_REQUIRED TASK_:
Find each line with the string "indd" and copy it.
Begin
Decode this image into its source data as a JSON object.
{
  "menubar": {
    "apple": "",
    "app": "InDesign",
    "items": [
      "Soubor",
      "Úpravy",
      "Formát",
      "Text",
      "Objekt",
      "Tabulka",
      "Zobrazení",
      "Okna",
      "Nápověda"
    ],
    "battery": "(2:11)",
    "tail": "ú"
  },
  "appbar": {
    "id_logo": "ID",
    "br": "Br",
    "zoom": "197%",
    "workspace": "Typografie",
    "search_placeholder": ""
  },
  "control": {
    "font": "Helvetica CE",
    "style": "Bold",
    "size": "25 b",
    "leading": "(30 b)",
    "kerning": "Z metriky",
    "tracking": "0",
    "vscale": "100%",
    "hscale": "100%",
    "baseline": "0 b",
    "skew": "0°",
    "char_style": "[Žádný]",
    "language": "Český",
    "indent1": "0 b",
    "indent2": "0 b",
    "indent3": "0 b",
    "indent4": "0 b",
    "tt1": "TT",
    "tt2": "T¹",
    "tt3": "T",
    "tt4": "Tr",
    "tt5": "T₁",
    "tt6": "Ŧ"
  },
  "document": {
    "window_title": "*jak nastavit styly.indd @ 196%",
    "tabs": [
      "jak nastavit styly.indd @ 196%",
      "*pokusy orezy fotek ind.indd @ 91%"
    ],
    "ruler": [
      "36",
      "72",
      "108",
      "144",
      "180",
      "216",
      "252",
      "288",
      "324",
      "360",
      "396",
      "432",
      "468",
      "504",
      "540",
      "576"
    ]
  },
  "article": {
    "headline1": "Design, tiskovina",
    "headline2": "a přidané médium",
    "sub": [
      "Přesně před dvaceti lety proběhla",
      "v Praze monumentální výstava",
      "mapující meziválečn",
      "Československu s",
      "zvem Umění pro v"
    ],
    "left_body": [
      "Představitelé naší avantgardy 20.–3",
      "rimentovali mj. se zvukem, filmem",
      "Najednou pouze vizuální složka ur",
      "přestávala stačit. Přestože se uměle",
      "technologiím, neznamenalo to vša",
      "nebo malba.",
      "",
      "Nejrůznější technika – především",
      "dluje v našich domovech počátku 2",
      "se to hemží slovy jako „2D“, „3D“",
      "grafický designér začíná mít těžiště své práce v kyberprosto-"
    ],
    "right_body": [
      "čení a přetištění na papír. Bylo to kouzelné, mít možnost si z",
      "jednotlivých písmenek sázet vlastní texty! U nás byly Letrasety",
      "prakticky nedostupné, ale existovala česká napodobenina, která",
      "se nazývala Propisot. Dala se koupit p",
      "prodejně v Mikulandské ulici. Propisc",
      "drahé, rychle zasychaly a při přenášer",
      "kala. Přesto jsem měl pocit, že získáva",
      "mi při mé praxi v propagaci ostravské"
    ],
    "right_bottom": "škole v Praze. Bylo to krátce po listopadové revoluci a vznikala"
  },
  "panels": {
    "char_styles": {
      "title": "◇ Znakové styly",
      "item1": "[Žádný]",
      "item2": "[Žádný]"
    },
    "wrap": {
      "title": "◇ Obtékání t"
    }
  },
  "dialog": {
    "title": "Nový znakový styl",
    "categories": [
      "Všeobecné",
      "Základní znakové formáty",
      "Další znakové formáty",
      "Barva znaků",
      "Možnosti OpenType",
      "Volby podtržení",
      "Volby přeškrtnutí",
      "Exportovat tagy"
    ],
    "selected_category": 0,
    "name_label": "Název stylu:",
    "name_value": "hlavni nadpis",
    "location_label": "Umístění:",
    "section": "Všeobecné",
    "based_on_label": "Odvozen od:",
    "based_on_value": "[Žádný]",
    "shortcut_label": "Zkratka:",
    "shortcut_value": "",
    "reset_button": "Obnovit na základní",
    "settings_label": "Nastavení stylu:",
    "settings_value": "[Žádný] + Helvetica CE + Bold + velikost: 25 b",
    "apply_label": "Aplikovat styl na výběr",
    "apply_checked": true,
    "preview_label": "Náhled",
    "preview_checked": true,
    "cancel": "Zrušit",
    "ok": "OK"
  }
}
End
_EXERCISE OUTPUT_:
    "window_title": "*jak nastavit styly.indd @ 196%",
      "jak nastavit styly.indd @ 196%",
      "*pokusy orezy fotek ind.indd @ 91%"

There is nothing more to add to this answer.